Data listing
* * * * * * * * *

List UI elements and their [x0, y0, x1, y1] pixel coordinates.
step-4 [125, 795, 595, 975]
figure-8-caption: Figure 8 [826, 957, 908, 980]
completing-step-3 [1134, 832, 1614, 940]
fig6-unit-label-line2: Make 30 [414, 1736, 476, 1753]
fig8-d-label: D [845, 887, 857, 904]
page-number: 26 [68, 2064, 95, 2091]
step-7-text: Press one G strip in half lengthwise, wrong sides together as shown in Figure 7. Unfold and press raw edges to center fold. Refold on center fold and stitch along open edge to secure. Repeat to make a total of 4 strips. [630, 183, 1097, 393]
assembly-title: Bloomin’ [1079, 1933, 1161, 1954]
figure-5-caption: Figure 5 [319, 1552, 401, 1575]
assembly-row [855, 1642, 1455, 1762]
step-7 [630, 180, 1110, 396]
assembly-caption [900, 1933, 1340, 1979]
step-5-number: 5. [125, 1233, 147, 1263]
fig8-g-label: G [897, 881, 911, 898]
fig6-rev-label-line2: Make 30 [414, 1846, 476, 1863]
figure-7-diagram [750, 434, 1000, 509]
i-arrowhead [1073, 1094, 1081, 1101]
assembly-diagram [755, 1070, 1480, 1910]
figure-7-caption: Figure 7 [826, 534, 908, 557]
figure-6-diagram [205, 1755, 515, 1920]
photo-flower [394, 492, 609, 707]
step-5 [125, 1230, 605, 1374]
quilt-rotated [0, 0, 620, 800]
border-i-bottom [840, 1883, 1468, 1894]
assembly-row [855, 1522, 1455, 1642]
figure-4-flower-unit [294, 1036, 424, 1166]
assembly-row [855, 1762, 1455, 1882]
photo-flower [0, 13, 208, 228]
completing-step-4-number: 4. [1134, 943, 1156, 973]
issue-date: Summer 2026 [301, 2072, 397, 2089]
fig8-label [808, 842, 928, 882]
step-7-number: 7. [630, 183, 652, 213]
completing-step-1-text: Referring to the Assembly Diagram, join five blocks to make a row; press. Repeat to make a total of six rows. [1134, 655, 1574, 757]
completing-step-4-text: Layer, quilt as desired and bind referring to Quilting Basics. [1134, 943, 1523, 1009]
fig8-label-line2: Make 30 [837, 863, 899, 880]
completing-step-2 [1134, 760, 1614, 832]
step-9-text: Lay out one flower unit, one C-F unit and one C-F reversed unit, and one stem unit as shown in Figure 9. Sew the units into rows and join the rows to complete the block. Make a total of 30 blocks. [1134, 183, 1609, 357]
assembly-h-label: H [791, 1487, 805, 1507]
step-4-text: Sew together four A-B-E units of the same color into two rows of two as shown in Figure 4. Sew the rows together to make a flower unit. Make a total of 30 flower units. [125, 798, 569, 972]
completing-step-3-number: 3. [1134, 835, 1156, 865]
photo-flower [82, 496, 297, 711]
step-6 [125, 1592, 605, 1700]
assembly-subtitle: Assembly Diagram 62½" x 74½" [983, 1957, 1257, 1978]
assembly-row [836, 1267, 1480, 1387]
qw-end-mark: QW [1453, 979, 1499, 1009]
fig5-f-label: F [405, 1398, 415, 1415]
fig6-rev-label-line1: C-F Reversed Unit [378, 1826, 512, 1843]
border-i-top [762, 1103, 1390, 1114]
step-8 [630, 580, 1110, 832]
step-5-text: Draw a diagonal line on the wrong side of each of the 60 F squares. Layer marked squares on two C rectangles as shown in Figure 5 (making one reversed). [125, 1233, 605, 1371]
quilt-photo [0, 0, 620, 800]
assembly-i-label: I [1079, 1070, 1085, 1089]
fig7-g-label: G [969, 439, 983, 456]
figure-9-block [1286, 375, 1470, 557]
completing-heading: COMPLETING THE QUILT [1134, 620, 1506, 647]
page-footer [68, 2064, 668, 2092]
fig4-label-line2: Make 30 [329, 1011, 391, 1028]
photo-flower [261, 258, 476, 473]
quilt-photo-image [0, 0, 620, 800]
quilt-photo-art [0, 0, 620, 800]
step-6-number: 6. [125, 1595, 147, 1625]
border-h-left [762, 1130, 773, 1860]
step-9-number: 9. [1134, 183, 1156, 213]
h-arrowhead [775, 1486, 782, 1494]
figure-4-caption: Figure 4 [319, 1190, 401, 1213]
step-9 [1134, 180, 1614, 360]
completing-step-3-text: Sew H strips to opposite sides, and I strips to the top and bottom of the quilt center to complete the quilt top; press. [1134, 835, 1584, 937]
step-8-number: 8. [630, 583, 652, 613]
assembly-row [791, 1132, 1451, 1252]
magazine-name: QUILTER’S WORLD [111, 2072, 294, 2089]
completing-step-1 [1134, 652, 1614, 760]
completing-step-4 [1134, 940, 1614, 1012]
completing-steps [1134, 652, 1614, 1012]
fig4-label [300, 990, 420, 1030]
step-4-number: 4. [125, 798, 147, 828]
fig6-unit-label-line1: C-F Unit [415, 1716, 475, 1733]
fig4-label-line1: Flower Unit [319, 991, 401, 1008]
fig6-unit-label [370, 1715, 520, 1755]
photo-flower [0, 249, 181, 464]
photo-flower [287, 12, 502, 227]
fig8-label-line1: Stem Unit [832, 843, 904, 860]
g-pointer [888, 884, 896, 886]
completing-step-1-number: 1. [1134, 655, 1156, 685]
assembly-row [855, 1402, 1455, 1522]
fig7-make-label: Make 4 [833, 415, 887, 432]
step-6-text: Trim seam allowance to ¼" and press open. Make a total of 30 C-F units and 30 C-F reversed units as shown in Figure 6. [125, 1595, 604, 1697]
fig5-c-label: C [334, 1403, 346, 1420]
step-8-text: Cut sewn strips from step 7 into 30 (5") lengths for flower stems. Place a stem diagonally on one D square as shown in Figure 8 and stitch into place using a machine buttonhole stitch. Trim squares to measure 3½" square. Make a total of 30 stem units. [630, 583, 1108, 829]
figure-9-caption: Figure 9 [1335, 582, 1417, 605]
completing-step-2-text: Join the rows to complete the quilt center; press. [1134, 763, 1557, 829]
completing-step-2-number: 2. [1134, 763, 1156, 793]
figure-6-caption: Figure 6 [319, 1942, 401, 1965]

* * * * * * * * *

Job
Edit the stretch from the start of the listing through the line containing "page-number: 26 [68, 2064, 95, 2091]" by replacing "Make 30" with "Make 32" and changing nothing else. Return only those lines.

Expected answer
List UI elements and their [x0, y0, x1, y1] pixel coordinates.
step-4 [125, 795, 595, 975]
figure-8-caption: Figure 8 [826, 957, 908, 980]
completing-step-3 [1134, 832, 1614, 940]
fig6-unit-label-line2: Make 32 [414, 1736, 476, 1753]
fig8-d-label: D [845, 887, 857, 904]
page-number: 26 [68, 2064, 95, 2091]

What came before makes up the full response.